**Given instruction**
Reproduce every line of the data below without any change, but leave out the pictures.

* START Provided data *

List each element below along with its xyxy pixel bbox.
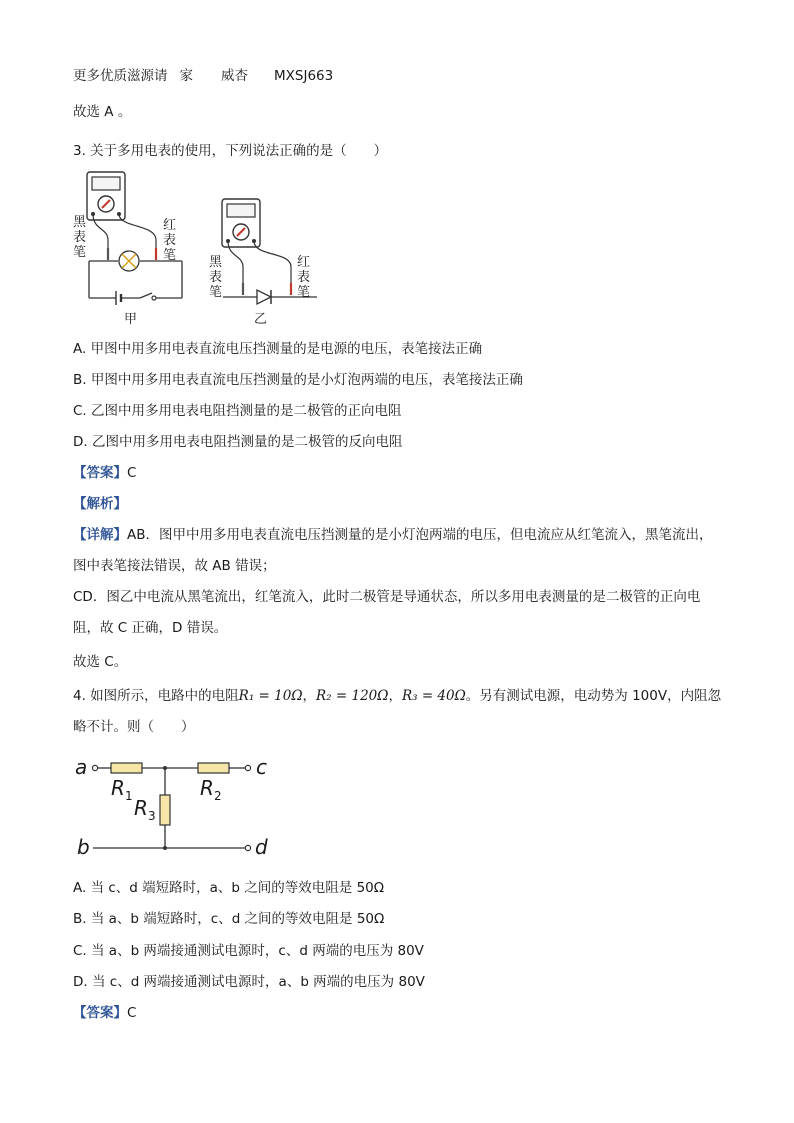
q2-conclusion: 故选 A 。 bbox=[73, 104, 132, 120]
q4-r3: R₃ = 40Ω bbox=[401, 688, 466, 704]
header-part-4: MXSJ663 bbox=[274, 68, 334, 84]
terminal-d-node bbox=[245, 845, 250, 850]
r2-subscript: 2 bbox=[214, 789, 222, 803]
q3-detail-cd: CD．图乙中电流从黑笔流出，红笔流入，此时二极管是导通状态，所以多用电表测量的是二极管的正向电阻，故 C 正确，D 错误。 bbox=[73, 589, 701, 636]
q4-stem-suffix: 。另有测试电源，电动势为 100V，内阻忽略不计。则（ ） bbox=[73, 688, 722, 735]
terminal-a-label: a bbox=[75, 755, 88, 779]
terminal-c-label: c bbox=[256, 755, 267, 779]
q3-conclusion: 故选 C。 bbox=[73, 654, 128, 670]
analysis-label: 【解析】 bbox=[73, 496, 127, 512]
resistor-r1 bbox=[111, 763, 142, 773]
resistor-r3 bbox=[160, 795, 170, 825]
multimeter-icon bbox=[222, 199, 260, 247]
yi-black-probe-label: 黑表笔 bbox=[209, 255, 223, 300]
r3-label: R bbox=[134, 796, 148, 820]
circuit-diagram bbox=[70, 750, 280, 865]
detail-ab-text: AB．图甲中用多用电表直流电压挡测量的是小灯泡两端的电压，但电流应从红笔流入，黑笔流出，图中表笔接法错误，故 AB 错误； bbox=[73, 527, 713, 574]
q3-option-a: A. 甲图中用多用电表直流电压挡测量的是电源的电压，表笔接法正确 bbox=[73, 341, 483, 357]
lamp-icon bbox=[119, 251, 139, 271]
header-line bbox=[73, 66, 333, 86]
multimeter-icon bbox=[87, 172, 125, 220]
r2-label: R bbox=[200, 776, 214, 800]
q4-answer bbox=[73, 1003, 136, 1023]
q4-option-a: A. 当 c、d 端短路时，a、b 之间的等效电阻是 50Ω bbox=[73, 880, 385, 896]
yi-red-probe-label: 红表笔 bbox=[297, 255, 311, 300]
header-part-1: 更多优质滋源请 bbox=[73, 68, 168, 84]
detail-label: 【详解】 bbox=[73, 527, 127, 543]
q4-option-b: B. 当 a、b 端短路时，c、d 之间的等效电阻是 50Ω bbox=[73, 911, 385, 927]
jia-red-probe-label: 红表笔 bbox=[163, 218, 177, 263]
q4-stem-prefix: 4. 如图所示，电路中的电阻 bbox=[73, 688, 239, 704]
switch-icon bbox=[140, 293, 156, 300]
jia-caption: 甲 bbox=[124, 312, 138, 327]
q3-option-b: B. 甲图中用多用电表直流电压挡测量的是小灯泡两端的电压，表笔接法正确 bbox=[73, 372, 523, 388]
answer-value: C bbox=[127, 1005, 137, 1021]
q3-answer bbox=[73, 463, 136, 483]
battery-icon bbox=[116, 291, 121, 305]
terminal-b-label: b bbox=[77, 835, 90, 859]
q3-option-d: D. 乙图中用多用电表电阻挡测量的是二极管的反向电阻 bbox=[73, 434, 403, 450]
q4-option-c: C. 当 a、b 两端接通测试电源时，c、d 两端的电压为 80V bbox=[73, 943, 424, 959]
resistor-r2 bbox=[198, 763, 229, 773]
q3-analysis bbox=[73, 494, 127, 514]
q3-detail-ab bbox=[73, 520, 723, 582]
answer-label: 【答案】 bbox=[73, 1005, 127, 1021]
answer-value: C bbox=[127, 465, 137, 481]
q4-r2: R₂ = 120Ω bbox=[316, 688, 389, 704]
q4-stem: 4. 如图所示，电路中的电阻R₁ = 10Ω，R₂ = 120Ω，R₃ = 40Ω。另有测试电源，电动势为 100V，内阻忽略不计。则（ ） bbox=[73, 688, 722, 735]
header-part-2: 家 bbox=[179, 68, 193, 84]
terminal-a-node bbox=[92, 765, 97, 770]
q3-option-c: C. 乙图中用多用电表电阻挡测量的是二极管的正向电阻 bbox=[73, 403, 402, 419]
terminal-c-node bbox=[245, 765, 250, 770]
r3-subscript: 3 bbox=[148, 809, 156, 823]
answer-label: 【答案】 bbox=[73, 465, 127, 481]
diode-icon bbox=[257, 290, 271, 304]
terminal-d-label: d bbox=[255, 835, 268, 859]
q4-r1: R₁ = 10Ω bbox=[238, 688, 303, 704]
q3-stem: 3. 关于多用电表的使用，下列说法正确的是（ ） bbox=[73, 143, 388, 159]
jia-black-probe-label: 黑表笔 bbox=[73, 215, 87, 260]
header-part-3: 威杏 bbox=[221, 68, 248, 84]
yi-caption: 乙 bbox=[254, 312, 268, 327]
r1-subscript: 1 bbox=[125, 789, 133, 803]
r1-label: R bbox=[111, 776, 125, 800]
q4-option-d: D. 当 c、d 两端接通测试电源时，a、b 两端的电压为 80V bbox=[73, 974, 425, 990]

* END Provided data *

**Solution to the problem**
List each element below along with its xyxy pixel bbox.
q2-conclusion: 故选 A 。 bbox=[73, 104, 132, 120]
q4-r3: R₃ = 40Ω bbox=[401, 688, 466, 704]
header-part-4: MXSJ663 bbox=[274, 68, 334, 84]
terminal-d-node bbox=[245, 845, 250, 850]
r2-subscript: 2 bbox=[214, 789, 222, 803]
q3-detail-cd: CD．图乙中电流从黑笔流出，红笔流入，此时二极管是导通状态，所以多用电表测量的是二极管的正向电阻，故 C 正确，D 错误。 bbox=[73, 589, 701, 636]
q4-stem-suffix: 。另有测试电源，电动势为 100V，内阻忽略不计。则（ ） bbox=[73, 688, 722, 735]
terminal-a-label: a bbox=[75, 755, 88, 779]
terminal-c-label: c bbox=[256, 755, 267, 779]
q3-conclusion: 故选 C。 bbox=[73, 654, 128, 670]
analysis-label: 【解析】 bbox=[73, 496, 127, 512]
resistor-r1 bbox=[111, 763, 142, 773]
resistor-r3 bbox=[160, 795, 170, 825]
multimeter-icon bbox=[222, 199, 260, 247]
yi-black-probe-label: 黑表笔 bbox=[209, 255, 223, 300]
r3-label: R bbox=[134, 796, 148, 820]
circuit-diagram bbox=[70, 750, 280, 865]
detail-ab-text: AB．图甲中用多用电表直流电压挡测量的是小灯泡两端的电压，但电流应从红笔流入，黑笔流出，图中表笔接法错误，故 AB 错误； bbox=[73, 527, 713, 574]
q3-option-a: A. 甲图中用多用电表直流电压挡测量的是电源的电压，表笔接法正确 bbox=[73, 341, 483, 357]
lamp-icon bbox=[119, 251, 139, 271]
header-line bbox=[73, 66, 333, 86]
multimeter-icon bbox=[87, 172, 125, 220]
r2-label: R bbox=[200, 776, 214, 800]
q4-answer bbox=[73, 1003, 136, 1023]
q4-option-a: A. 当 c、d 端短路时，a、b 之间的等效电阻是 50Ω bbox=[73, 880, 385, 896]
yi-red-probe-label: 红表笔 bbox=[297, 255, 311, 300]
header-part-1: 更多优质滋源请 bbox=[73, 68, 168, 84]
detail-label: 【详解】 bbox=[73, 527, 127, 543]
q4-option-b: B. 当 a、b 端短路时，c、d 之间的等效电阻是 50Ω bbox=[73, 911, 385, 927]
jia-red-probe-label: 红表笔 bbox=[163, 218, 177, 263]
q4-stem-prefix: 4. 如图所示，电路中的电阻 bbox=[73, 688, 239, 704]
switch-icon bbox=[140, 293, 156, 300]
jia-caption: 甲 bbox=[124, 312, 138, 327]
q3-option-b: B. 甲图中用多用电表直流电压挡测量的是小灯泡两端的电压，表笔接法正确 bbox=[73, 372, 523, 388]
answer-value: C bbox=[127, 1005, 137, 1021]
q3-answer bbox=[73, 463, 136, 483]
battery-icon bbox=[116, 291, 121, 305]
terminal-b-label: b bbox=[77, 835, 90, 859]
q3-option-d: D. 乙图中用多用电表电阻挡测量的是二极管的反向电阻 bbox=[73, 434, 403, 450]
q4-option-c: C. 当 a、b 两端接通测试电源时，c、d 两端的电压为 80V bbox=[73, 943, 424, 959]
resistor-r2 bbox=[198, 763, 229, 773]
q3-analysis bbox=[73, 494, 127, 514]
q3-detail-ab bbox=[73, 520, 723, 582]
answer-label: 【答案】 bbox=[73, 1005, 127, 1021]
answer-value: C bbox=[127, 465, 137, 481]
q4-r2: R₂ = 120Ω bbox=[316, 688, 389, 704]
q4-stem: 4. 如图所示，电路中的电阻R₁ = 10Ω，R₂ = 120Ω，R₃ = 40Ω。另有测试电源，电动势为 100V，内阻忽略不计。则（ ） bbox=[73, 688, 722, 735]
header-part-2: 家 bbox=[179, 68, 193, 84]
terminal-a-node bbox=[92, 765, 97, 770]
q3-option-c: C. 乙图中用多用电表电阻挡测量的是二极管的正向电阻 bbox=[73, 403, 402, 419]
terminal-c-node bbox=[245, 765, 250, 770]
r3-subscript: 3 bbox=[148, 809, 156, 823]
answer-label: 【答案】 bbox=[73, 465, 127, 481]
diode-icon bbox=[257, 290, 271, 304]
terminal-d-label: d bbox=[255, 835, 268, 859]
q4-r1: R₁ = 10Ω bbox=[238, 688, 303, 704]
q3-stem: 3. 关于多用电表的使用，下列说法正确的是（ ） bbox=[73, 143, 388, 159]
jia-black-probe-label: 黑表笔 bbox=[73, 215, 87, 260]
header-part-3: 威杏 bbox=[221, 68, 248, 84]
yi-caption: 乙 bbox=[254, 312, 268, 327]
r1-subscript: 1 bbox=[125, 789, 133, 803]
r1-label: R bbox=[111, 776, 125, 800]
q4-option-d: D. 当 c、d 两端接通测试电源时，a、b 两端的电压为 80V bbox=[73, 974, 425, 990]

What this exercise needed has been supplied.